— start —

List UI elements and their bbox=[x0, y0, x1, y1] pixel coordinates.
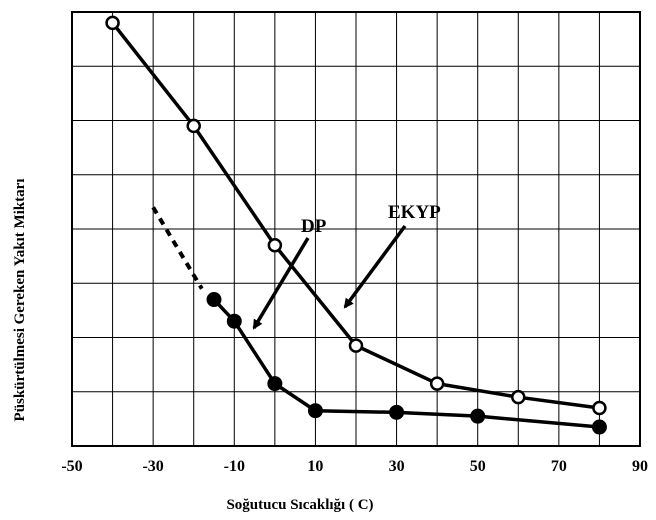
x-tick-label: 10 bbox=[307, 458, 323, 475]
dp-data-point bbox=[226, 313, 242, 329]
dp-data-point bbox=[591, 419, 607, 435]
ekyp-data-point bbox=[429, 376, 445, 391]
ekyp-data-point bbox=[348, 338, 364, 353]
x-tick-label: -10 bbox=[224, 458, 245, 475]
grid-lines bbox=[72, 12, 640, 446]
dp-data-point bbox=[267, 376, 283, 392]
ekyp-annotation-label: EKYP bbox=[388, 202, 441, 223]
dp-dashed-extension bbox=[151, 206, 204, 290]
ekyp-data-point bbox=[186, 118, 201, 134]
dp-series-line bbox=[212, 298, 600, 429]
ekyp-data-point bbox=[592, 400, 607, 416]
dp-annotation-label: DP bbox=[301, 216, 327, 237]
dp-annotation-arrow bbox=[252, 237, 310, 330]
ekyp-annotation-arrow bbox=[343, 224, 407, 309]
x-axis-title: Soğutucu Sıcaklığı ( C) bbox=[226, 497, 373, 513]
x-tick-labels: -50 -30 -10 10 30 50 70 90 bbox=[61, 458, 648, 475]
x-tick-label: 50 bbox=[470, 458, 486, 475]
ekyp-data-point bbox=[105, 15, 120, 31]
dp-data-point bbox=[307, 403, 323, 419]
ekyp-data-point bbox=[511, 389, 526, 405]
x-tick-label: -30 bbox=[142, 458, 163, 475]
series-layer bbox=[105, 15, 607, 435]
x-tick-label: 90 bbox=[632, 458, 648, 475]
annotations: DP EKYP bbox=[252, 202, 441, 330]
dp-data-point bbox=[206, 292, 222, 308]
dp-data-point bbox=[470, 408, 486, 424]
x-tick-label: -50 bbox=[61, 458, 82, 475]
x-tick-label: 30 bbox=[389, 458, 405, 475]
plot-frame bbox=[71, 11, 641, 447]
ekyp-data-point bbox=[267, 238, 283, 253]
x-tick-label: 70 bbox=[551, 458, 567, 475]
y-axis-title: Püskürtülmesi Gereken Yakıt Miktarı bbox=[12, 179, 28, 422]
dp-data-point bbox=[389, 404, 405, 420]
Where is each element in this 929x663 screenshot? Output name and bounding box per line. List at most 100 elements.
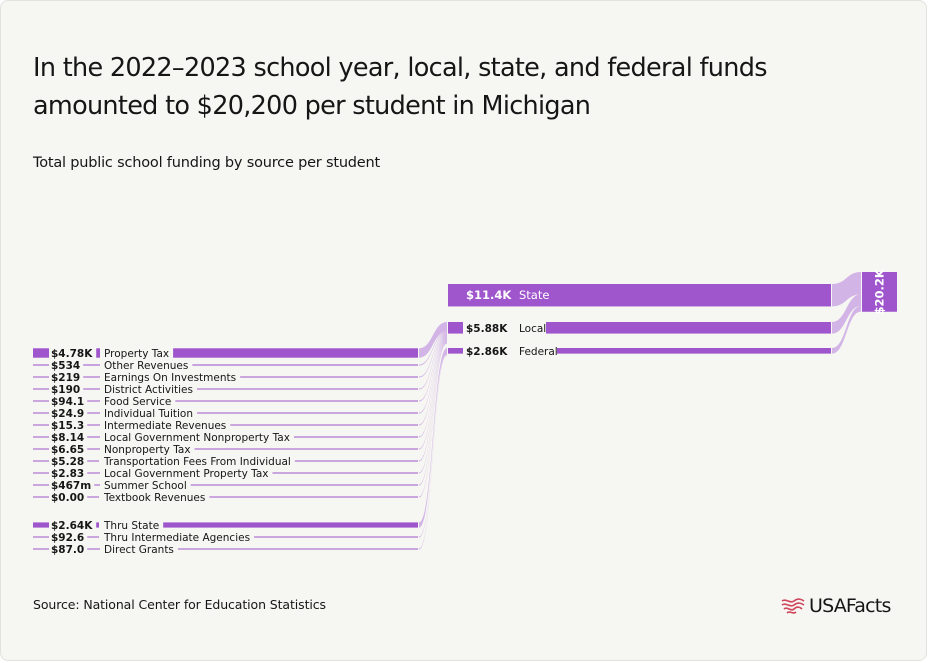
node-total (862, 272, 897, 312)
detail-marker-intermediate-revenues (33, 424, 49, 426)
detail-bar-other-revenues (49, 364, 418, 366)
source-label-local: Local (519, 323, 546, 335)
source-label-federal: Federal (519, 346, 558, 358)
detail-value-direct-grants: $87.0 (51, 544, 84, 556)
detail-label-bg-other-revenues (100, 359, 193, 371)
detail-label-bg-intermediate-revenues (100, 419, 231, 431)
detail-marker-food-service (33, 400, 49, 402)
detail-value-thru-intermediate-agencies: $92.6 (51, 532, 84, 544)
detail-label-bg-thru-state (99, 519, 164, 531)
link-local-to-total (832, 294, 861, 334)
detail-bar-textbook-revenues (49, 496, 418, 498)
source-label-bg-local (463, 317, 546, 339)
detail-label-bg-food-service (100, 395, 176, 407)
link-nonproperty-tax-to-local (419, 338, 447, 450)
detail-value-bg-other-revenues (49, 359, 84, 371)
detail-label-intermediate-revenues: Intermediate Revenues (104, 420, 226, 432)
detail-value-bg-local-government-nonproperty-tax (49, 431, 88, 443)
sankey-labels: $20.2K $11.4K State $5.88K Local $2.86K Federa… (49, 268, 887, 556)
source-label-bg-federal (463, 343, 557, 359)
detail-value-transportation-fees-from-individual: $5.28 (51, 456, 84, 468)
detail-value-bg-food-service (49, 395, 88, 407)
source-label-state: State (519, 288, 549, 302)
link-state-to-total (832, 272, 861, 307)
detail-marker-local-government-property-tax (33, 472, 49, 474)
detail-value-bg-thru-intermediate-agencies (49, 531, 88, 543)
sankey-links (419, 272, 861, 550)
detail-value-bg-property-tax (49, 347, 97, 359)
detail-marker-summer-school (33, 484, 49, 486)
link-other-revenues-to-local (419, 331, 447, 366)
detail-label-district-activities: District Activities (104, 384, 193, 396)
detail-label-bg-nonproperty-tax (100, 443, 195, 455)
detail-label-bg-local-government-nonproperty-tax (100, 431, 294, 443)
detail-bar-nonproperty-tax (49, 448, 418, 450)
link-transportation-fees-from-individual-to-local (419, 339, 447, 462)
detail-marker-individual-tuition (33, 412, 49, 414)
detail-marker-textbook-revenues (33, 496, 49, 498)
detail-value-bg-transportation-fees-from-individual (49, 455, 88, 467)
detail-value-property-tax: $4.78K (51, 348, 93, 360)
link-individual-tuition-to-local (419, 335, 447, 414)
detail-marker-other-revenues (33, 364, 49, 366)
detail-bar-food-service (49, 400, 418, 402)
link-district-activities-to-local (419, 333, 447, 390)
link-textbook-revenues-to-local (419, 342, 447, 498)
detail-label-bg-thru-intermediate-agencies (99, 531, 255, 543)
logo-text: USAFacts (809, 595, 891, 617)
detail-bar-district-activities (49, 388, 418, 390)
usafacts-logo[interactable]: USAFacts (781, 593, 891, 619)
detail-label-bg-local-government-property-tax (100, 467, 273, 479)
detail-label-local-government-property-tax: Local Government Property Tax (104, 468, 268, 480)
detail-marker-property-tax (33, 348, 49, 358)
detail-value-local-government-property-tax: $2.83 (51, 468, 84, 480)
detail-label-bg-direct-grants (100, 543, 178, 555)
detail-marker-local-government-nonproperty-tax (33, 436, 49, 438)
link-food-service-to-local (419, 334, 447, 402)
detail-label-bg-textbook-revenues (99, 491, 210, 503)
detail-value-bg-thru-state (49, 519, 97, 531)
detail-label-earnings-on-investments: Earnings On Investments (104, 372, 236, 384)
detail-label-other-revenues: Other Revenues (104, 360, 188, 372)
link-summer-school-to-local (419, 341, 447, 486)
detail-bar-property-tax (49, 348, 418, 358)
detail-label-bg-district-activities (100, 383, 197, 395)
detail-value-bg-nonproperty-tax (49, 443, 88, 455)
chart-subtitle: Total public school funding by source pe… (33, 155, 381, 171)
detail-value-bg-intermediate-revenues (49, 419, 88, 431)
detail-marker-district-activities (33, 388, 49, 390)
detail-bar-thru-state (49, 522, 418, 528)
detail-label-local-government-nonproperty-tax: Local Government Nonproperty Tax (104, 432, 290, 444)
detail-value-bg-local-government-property-tax (49, 467, 88, 479)
source-value-state: $11.4K (466, 288, 512, 302)
link-earnings-on-investments-to-local (419, 332, 447, 378)
detail-label-transportation-fees-from-individual: Transportation Fees From Individual (103, 456, 291, 468)
detail-marker-nonproperty-tax (33, 448, 49, 450)
detail-marker-transportation-fees-from-individual (33, 460, 49, 462)
detail-value-thru-state: $2.64K (51, 520, 93, 532)
detail-bar-individual-tuition (49, 412, 418, 414)
detail-value-intermediate-revenues: $15.3 (51, 420, 84, 432)
total-value-label: $20.2K (873, 268, 887, 314)
source-note: Source: National Center for Education St… (33, 597, 326, 612)
detail-bar-direct-grants (49, 548, 418, 550)
detail-value-bg-district-activities (49, 383, 84, 395)
detail-value-local-government-nonproperty-tax: $8.14 (51, 432, 84, 444)
detail-value-bg-direct-grants (49, 543, 88, 555)
detail-value-district-activities: $190 (51, 384, 80, 396)
node-federal (448, 348, 831, 354)
detail-label-bg-individual-tuition (100, 407, 197, 419)
link-local-government-nonproperty-tax-to-local (419, 337, 447, 438)
detail-value-textbook-revenues: $0.00 (51, 492, 84, 504)
detail-label-bg-earnings-on-investments (100, 371, 241, 383)
detail-value-bg-summer-school (49, 479, 95, 491)
detail-label-food-service: Food Service (104, 396, 171, 408)
chart-title: In the 2022–2023 school year, local, sta… (33, 53, 767, 121)
link-property-tax-to-local (419, 322, 447, 358)
link-thru-state-to-federal (419, 348, 447, 528)
detail-bar-summer-school (49, 484, 418, 486)
source-value-federal: $2.86K (466, 346, 508, 358)
detail-label-direct-grants: Direct Grants (104, 544, 174, 556)
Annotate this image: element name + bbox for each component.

— end —

## WRITTEN PROBLEM
Transcribe the item lines word for word. Begin at the line that has "node-total (862, 272, 897, 312)" and stop after the line that has "source-label-federal: Federal (519, 346, 558, 358)".

## SOLUTION FOR THIS PROBLEM
node-total (862, 272, 897, 312)
detail-marker-intermediate-revenues (33, 424, 49, 426)
detail-bar-other-revenues (49, 364, 418, 366)
source-label-local: Local (519, 323, 546, 335)
source-label-federal: Federal (519, 346, 558, 358)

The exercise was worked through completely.